Rows from a dataset:
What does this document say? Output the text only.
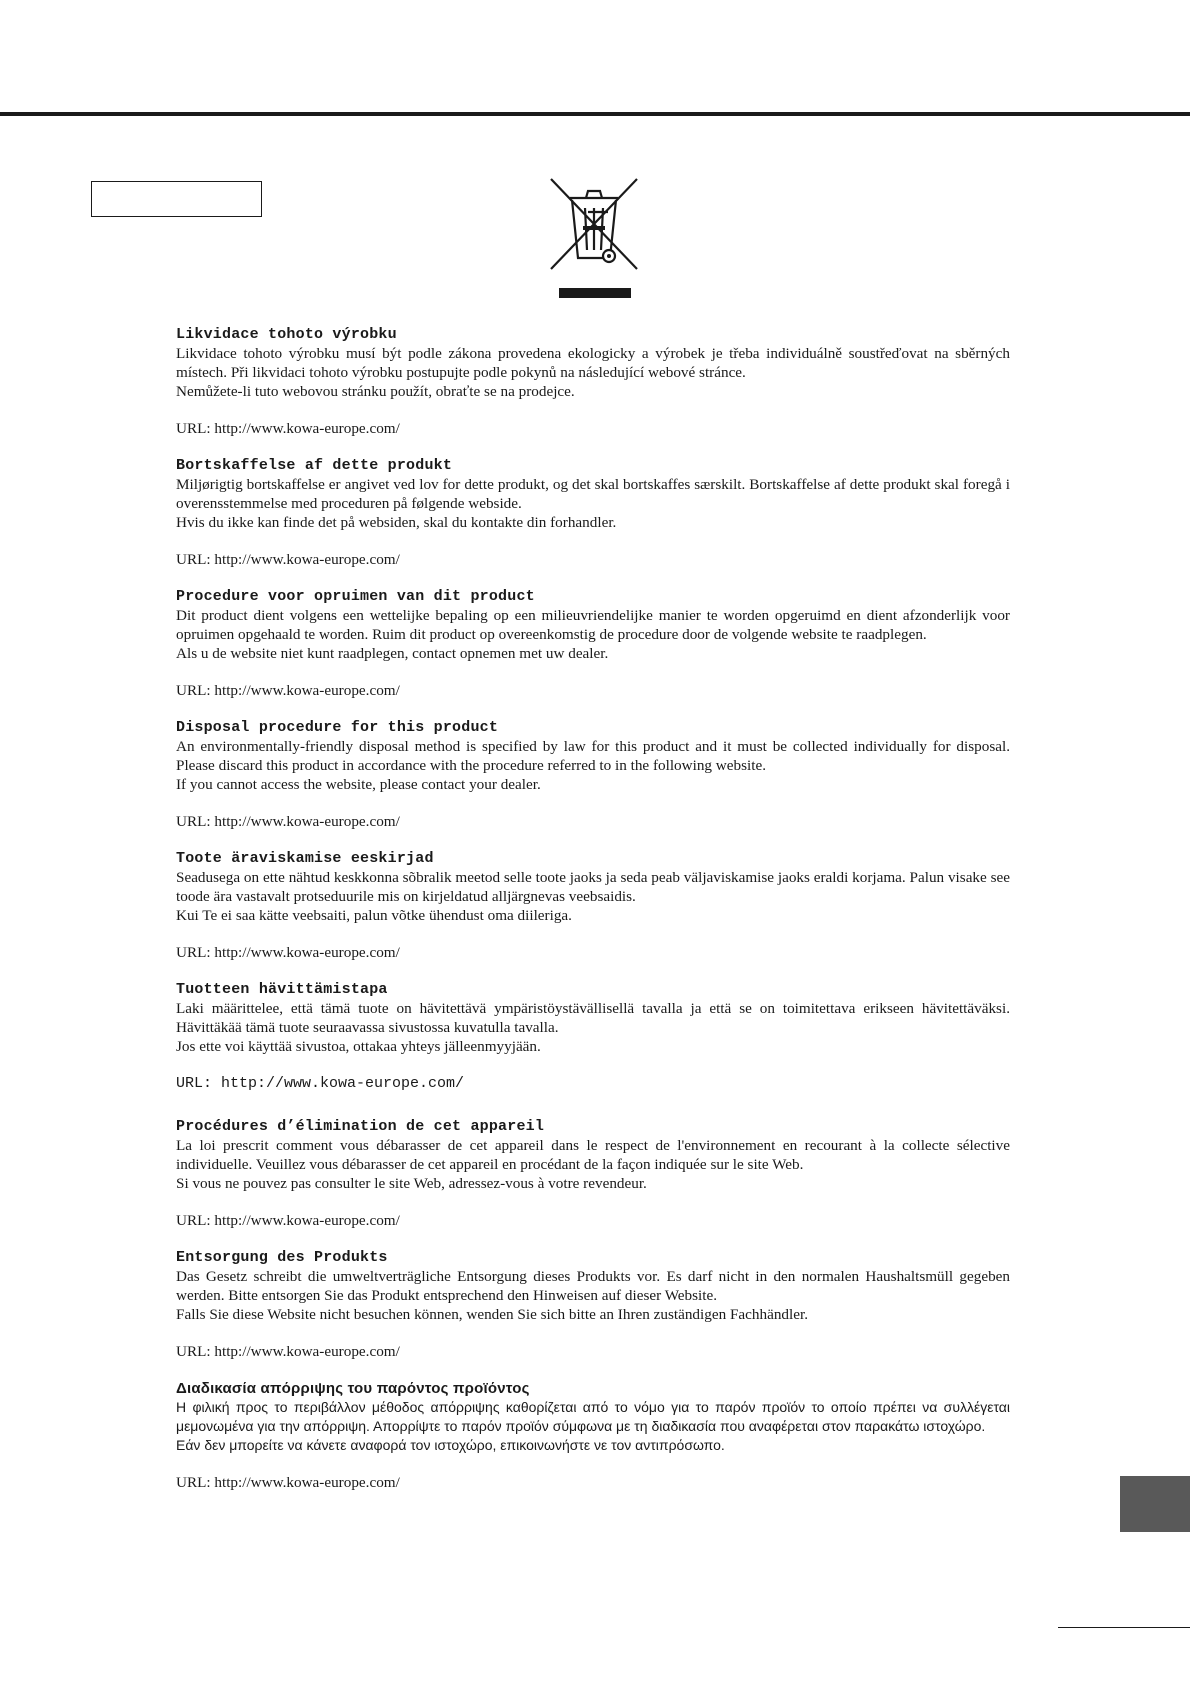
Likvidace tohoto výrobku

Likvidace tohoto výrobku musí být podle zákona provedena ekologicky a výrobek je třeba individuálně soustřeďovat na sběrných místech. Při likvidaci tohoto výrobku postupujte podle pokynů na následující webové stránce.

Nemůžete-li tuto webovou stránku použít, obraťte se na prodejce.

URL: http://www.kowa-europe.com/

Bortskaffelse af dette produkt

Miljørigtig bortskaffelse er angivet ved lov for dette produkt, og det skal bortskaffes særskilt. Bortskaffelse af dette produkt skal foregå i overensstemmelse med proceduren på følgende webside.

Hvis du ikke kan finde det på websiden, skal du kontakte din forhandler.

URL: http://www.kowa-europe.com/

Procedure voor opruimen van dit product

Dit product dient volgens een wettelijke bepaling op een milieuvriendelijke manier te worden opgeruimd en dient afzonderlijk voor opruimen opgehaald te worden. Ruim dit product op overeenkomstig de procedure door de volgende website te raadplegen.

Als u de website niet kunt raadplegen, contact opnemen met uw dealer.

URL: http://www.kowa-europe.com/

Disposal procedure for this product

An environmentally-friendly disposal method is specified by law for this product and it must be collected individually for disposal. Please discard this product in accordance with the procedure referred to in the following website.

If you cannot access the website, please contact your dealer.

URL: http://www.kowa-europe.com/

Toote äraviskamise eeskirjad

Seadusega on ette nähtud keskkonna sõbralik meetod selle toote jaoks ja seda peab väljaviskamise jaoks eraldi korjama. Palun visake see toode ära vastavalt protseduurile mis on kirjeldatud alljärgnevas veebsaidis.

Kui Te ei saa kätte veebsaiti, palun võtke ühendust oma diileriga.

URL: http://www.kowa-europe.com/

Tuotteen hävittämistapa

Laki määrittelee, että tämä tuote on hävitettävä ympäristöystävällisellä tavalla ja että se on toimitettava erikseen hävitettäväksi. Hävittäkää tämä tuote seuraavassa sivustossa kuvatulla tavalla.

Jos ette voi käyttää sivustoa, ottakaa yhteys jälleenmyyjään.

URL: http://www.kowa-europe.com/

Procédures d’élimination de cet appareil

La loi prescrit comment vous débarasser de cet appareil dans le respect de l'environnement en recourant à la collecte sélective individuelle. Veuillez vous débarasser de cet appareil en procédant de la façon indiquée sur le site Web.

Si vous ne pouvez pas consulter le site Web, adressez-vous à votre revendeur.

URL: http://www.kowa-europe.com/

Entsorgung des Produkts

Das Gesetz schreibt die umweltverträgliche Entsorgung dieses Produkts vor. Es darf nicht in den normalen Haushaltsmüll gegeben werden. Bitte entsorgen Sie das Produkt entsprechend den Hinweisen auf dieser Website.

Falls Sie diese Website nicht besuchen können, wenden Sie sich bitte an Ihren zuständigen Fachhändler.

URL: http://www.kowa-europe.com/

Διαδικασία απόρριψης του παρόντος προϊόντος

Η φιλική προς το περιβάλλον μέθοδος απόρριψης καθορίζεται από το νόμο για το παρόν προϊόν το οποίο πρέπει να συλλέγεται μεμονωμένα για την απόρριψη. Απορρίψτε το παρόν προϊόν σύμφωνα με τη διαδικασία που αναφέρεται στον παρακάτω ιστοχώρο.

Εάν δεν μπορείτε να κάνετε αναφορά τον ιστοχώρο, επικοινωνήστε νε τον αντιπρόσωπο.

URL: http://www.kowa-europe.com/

◆ Stated problem
Look above for every line with the word "απόρριψης" and copy it.

◆ Finished task
Διαδικασία απόρριψης του παρόντος προϊόντος
Η φιλική προς το περιβάλλον μέθοδος απόρριψης καθορίζεται από το νόμο για το παρόν προϊόν το οποίο πρέπει να συλλέγεται μεμονωμένα για την απόρριψη. Απορρίψτε το παρόν προϊόν σύμφωνα με τη διαδικασία που αναφέρεται στον παρακάτω ιστοχώρο.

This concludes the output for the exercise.